# Start of Record excerpts

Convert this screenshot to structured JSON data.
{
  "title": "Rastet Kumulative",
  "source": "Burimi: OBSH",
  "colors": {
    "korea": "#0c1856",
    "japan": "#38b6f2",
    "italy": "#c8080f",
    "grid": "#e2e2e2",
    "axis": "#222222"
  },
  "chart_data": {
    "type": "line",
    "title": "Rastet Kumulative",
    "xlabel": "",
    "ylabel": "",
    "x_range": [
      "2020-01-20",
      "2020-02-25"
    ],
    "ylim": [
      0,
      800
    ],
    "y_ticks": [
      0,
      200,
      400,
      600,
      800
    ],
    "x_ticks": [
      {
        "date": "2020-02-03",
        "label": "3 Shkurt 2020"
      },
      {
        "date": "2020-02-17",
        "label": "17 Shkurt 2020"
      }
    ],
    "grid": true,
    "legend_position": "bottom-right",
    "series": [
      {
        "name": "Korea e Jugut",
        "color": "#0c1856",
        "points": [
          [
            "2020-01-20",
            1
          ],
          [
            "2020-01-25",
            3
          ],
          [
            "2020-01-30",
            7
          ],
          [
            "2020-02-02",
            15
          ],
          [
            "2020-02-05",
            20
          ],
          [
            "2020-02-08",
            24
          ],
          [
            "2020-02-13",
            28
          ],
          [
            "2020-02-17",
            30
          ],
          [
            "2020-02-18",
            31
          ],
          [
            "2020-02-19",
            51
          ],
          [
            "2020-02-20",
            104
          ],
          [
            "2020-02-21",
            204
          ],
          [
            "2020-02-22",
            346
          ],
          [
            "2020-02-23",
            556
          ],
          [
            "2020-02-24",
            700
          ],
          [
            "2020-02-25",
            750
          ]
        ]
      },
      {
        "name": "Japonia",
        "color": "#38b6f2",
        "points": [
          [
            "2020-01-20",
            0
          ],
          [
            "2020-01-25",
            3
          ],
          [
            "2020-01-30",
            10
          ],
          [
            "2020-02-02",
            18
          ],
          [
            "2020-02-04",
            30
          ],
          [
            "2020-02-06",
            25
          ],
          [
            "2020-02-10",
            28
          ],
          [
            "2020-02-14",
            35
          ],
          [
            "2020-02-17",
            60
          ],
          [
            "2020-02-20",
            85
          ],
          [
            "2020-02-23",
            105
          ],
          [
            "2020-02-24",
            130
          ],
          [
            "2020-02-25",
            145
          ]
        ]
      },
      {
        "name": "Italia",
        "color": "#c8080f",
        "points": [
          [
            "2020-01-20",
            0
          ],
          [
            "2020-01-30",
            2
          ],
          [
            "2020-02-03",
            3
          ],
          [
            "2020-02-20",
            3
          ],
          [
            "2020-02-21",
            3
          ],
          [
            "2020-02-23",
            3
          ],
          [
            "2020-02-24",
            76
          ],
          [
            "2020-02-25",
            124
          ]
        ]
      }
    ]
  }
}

# End of Record excerpts

**Challenge**
Copy each record from above exactly, and include every line.

**The answer**
Convert this screenshot to structured JSON data.
{
  "title": "Rastet Kumulative",
  "source": "Burimi: OBSH",
  "colors": {
    "korea": "#0c1856",
    "japan": "#38b6f2",
    "italy": "#c8080f",
    "grid": "#e2e2e2",
    "axis": "#222222"
  },
  "chart_data": {
    "type": "line",
    "title": "Rastet Kumulative",
    "xlabel": "",
    "ylabel": "",
    "x_range": [
      "2020-01-20",
      "2020-02-25"
    ],
    "ylim": [
      0,
      800
    ],
    "y_ticks": [
      0,
      200,
      400,
      600,
      800
    ],
    "x_ticks": [
      {
        "date": "2020-02-03",
        "label": "3 Shkurt 2020"
      },
      {
        "date": "2020-02-17",
        "label": "17 Shkurt 2020"
      }
    ],
    "grid": true,
    "legend_position": "bottom-right",
    "series": [
      {
        "name": "Korea e Jugut",
        "color": "#0c1856",
        "points": [
          [
            "2020-01-20",
            1
          ],
          [
            "2020-01-25",
            3
          ],
          [
            "2020-01-30",
            7
          ],
          [
            "2020-02-02",
            15
          ],
          [
            "2020-02-05",
            20
          ],
          [
            "2020-02-08",
            24
          ],
          [
            "2020-02-13",
            28
          ],
          [
            "2020-02-17",
            30
          ],
          [
            "2020-02-18",
            31
          ],
          [
            "2020-02-19",
            51
          ],
          [
            "2020-02-20",
            104
          ],
          [
            "2020-02-21",
            204
          ],
          [
            "2020-02-22",
            346
          ],
          [
            "2020-02-23",
            556
          ],
          [
            "2020-02-24",
            700
          ],
          [
            "2020-02-25",
            750
          ]
        ]
      },
      {
        "name": "Japonia",
        "color": "#38b6f2",
        "points": [
          [
            "2020-01-20",
            0
          ],
          [
            "2020-01-25",
            3
          ],
          [
            "2020-01-30",
            10
          ],
          [
            "2020-02-02",
            18
          ],
          [
            "2020-02-04",
            30
          ],
          [
            "2020-02-06",
            25
          ],
          [
            "2020-02-10",
            28
          ],
          [
            "2020-02-14",
            35
          ],
          [
            "2020-02-17",
            60
          ],
          [
            "2020-02-20",
            85
          ],
          [
            "2020-02-23",
            105
          ],
          [
            "2020-02-24",
            130
          ],
          [
            "2020-02-25",
            145
          ]
        ]
      },
      {
        "name": "Italia",
        "color": "#c8080f",
        "points": [
          [
            "2020-01-20",
            0
          ],
          [
            "2020-01-30",
            2
          ],
          [
            "2020-02-03",
            3
          ],
          [
            "2020-02-20",
            3
          ],
          [
            "2020-02-21",
            3
          ],
          [
            "2020-02-23",
            3
          ],
          [
            "2020-02-24",
            76
          ],
          [
            "2020-02-25",
            124
          ]
        ]
      }
    ]
  }
}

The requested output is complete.